═══ Dataset records ═══
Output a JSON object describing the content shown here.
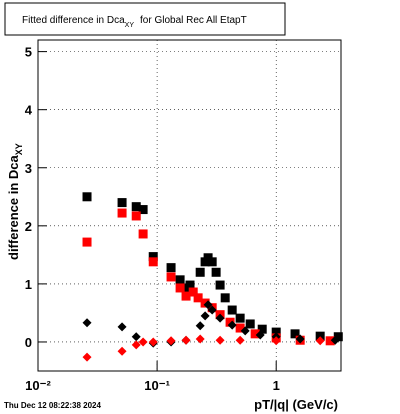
{
  "chart_data": {
    "type": "scatter",
    "title": [
      "Fitted difference in Dca",
      "XY",
      "for Global Rec All EtapT"
    ],
    "y_label": [
      "difference in Dca",
      "XY"
    ],
    "x_label": "pT/|q| (GeV/c)",
    "timestamp": "Thu Dec 12 08:22:38 2024",
    "log_x": true,
    "grid": true,
    "xlim": [
      0.01,
      3.5
    ],
    "ylim": [
      -0.5,
      5.2
    ],
    "xticks": [
      {
        "value": 0.01,
        "label": "10⁻²"
      },
      {
        "value": 0.1,
        "label": "10⁻¹"
      },
      1
    ],
    "yticks": [
      0,
      1,
      2,
      3,
      4,
      5
    ],
    "series": [
      {
        "name": "black squares",
        "color": "#000000",
        "marker": "square",
        "x": [
          0.0258,
          0.0508,
          0.0668,
          0.0763,
          0.0928,
          0.131,
          0.156,
          0.175,
          0.189,
          0.23,
          0.253,
          0.268,
          0.29,
          0.313,
          0.338,
          0.373,
          0.427,
          0.498,
          0.605,
          0.763,
          1,
          1.44,
          2.34,
          3.32
        ],
        "values": [
          2.5,
          2.4,
          2.33,
          2.28,
          1.47,
          1.28,
          1.07,
          0.93,
          0.98,
          1.2,
          1.38,
          1.45,
          1.38,
          1.2,
          0.98,
          0.76,
          0.55,
          0.41,
          0.31,
          0.22,
          0.17,
          0.14,
          0.1,
          0.09
        ]
      },
      {
        "name": "red squares",
        "color": "#ff0000",
        "marker": "square",
        "x": [
          0.0258,
          0.0508,
          0.0668,
          0.0763,
          0.0928,
          0.131,
          0.156,
          0.175,
          0.201,
          0.221,
          0.253,
          0.29,
          0.338,
          0.41,
          0.498,
          0.666,
          1,
          1.59,
          2.84
        ],
        "values": [
          1.72,
          2.22,
          2.17,
          1.86,
          1.38,
          1.12,
          0.93,
          0.79,
          0.86,
          0.76,
          0.67,
          0.59,
          0.47,
          0.34,
          0.24,
          0.14,
          0.07,
          0.03,
          0.02
        ]
      },
      {
        "name": "black diamonds",
        "color": "#000000",
        "marker": "diamond",
        "x": [
          0.0258,
          0.0508,
          0.0668,
          0.0928,
          0.131,
          0.175,
          0.23,
          0.253,
          0.268,
          0.29,
          0.338,
          0.427,
          0.549,
          0.734,
          1,
          1.59,
          3.13
        ],
        "values": [
          0.33,
          0.26,
          0.09,
          -0.02,
          0,
          0.03,
          0.28,
          0.45,
          0.64,
          0.55,
          0.41,
          0.29,
          0.19,
          0.12,
          0.09,
          0.05,
          0.03
        ]
      },
      {
        "name": "red diamonds",
        "color": "#ff0000",
        "marker": "diamond",
        "x": [
          0.0258,
          0.0508,
          0.0668,
          0.0763,
          0.0928,
          0.131,
          0.175,
          0.23,
          0.338,
          0.498,
          1,
          2.34
        ],
        "values": [
          -0.26,
          -0.16,
          -0.05,
          0,
          0,
          0.02,
          0.03,
          0.05,
          0.03,
          0.03,
          0.02,
          0.02
        ]
      }
    ]
  }
}
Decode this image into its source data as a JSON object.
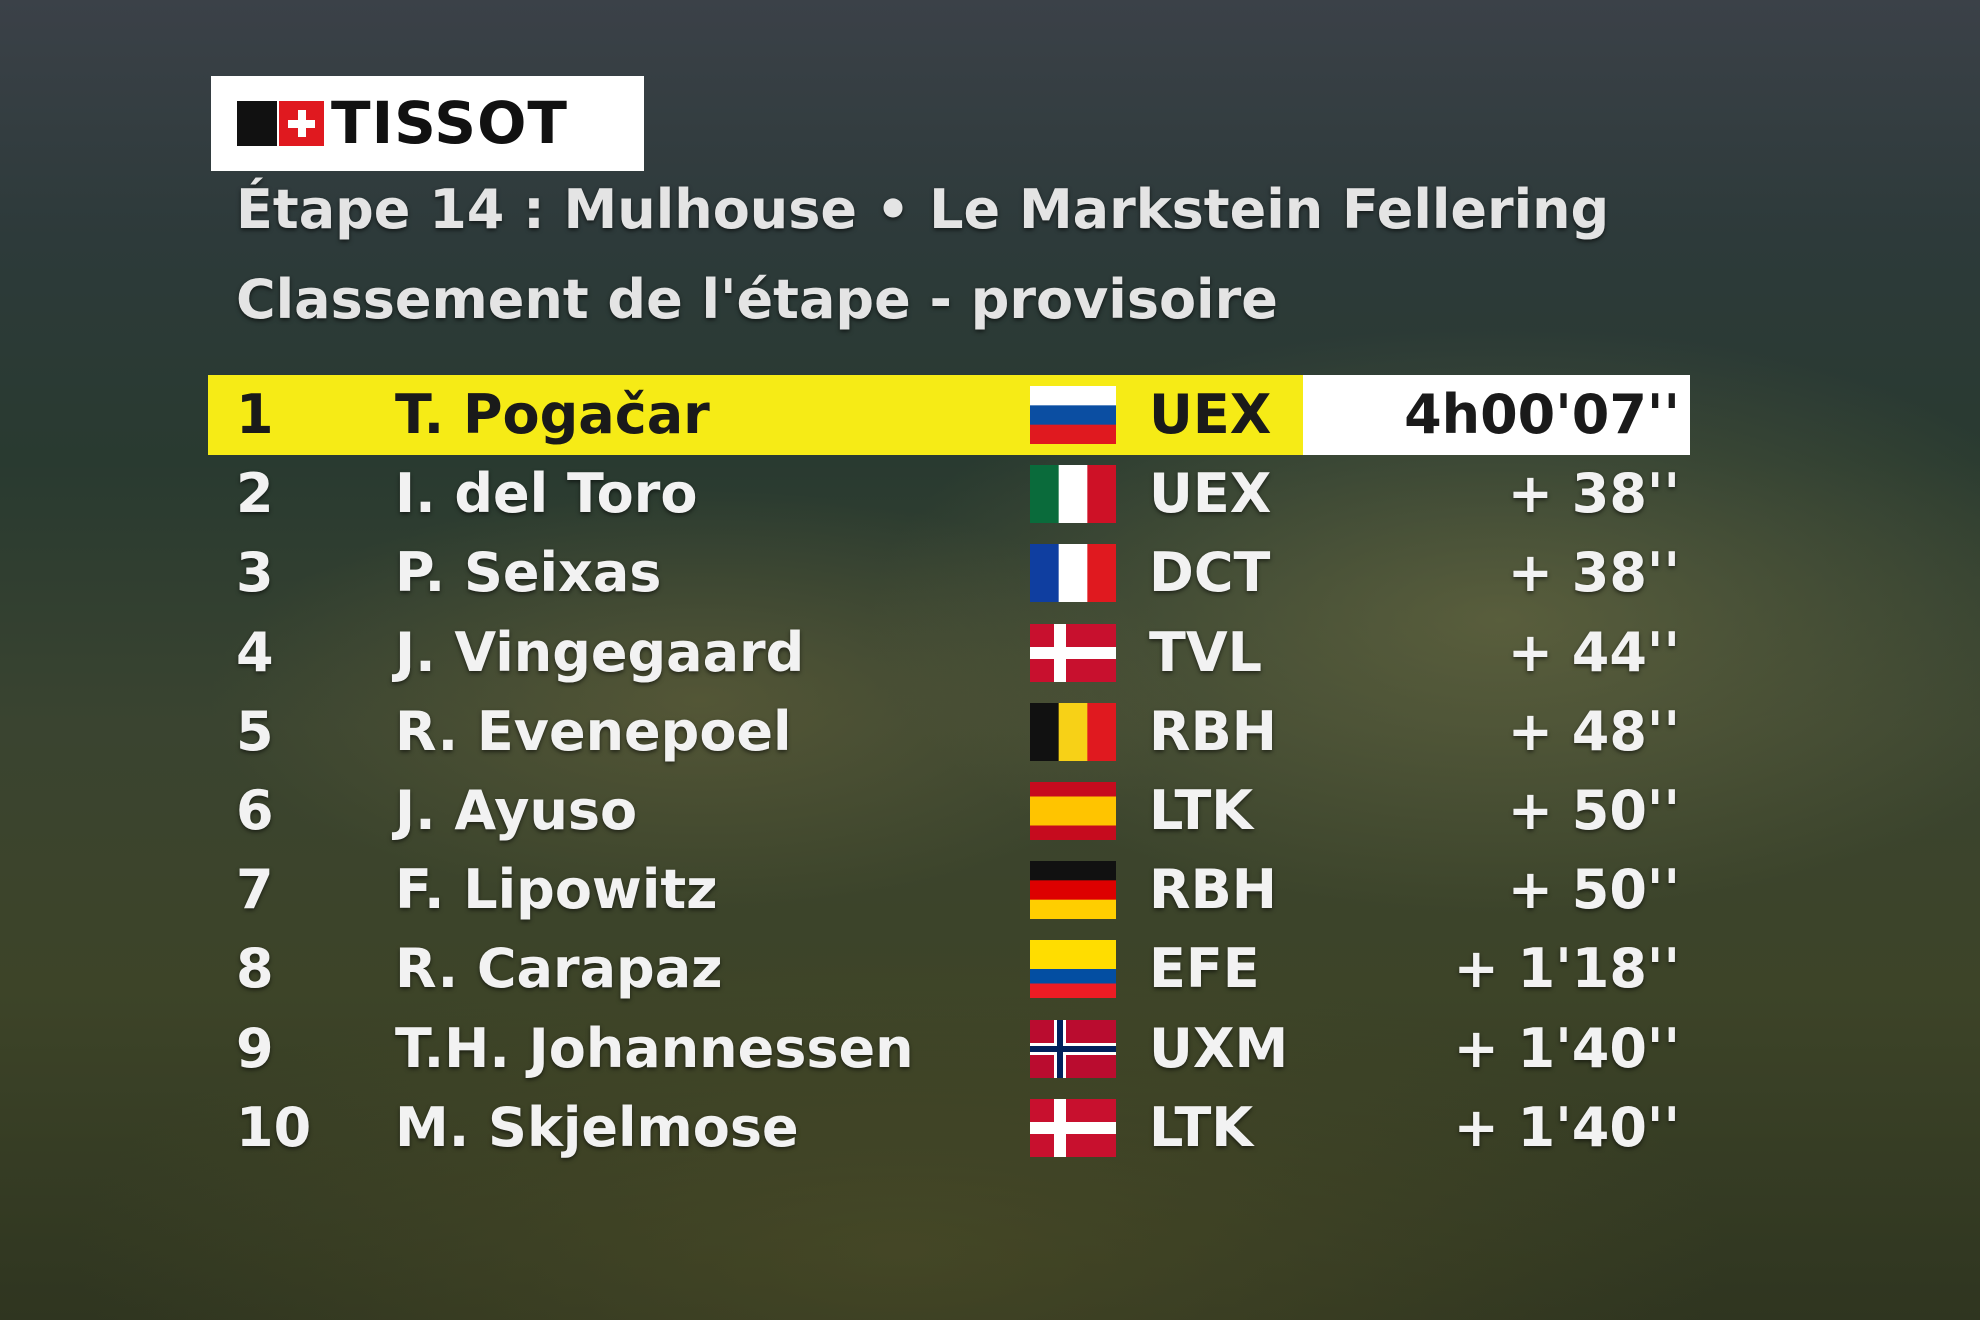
═══
**Exercise**
In the listing above, count each line that holds the string "difference". Give the number only.

**Expected answer**
2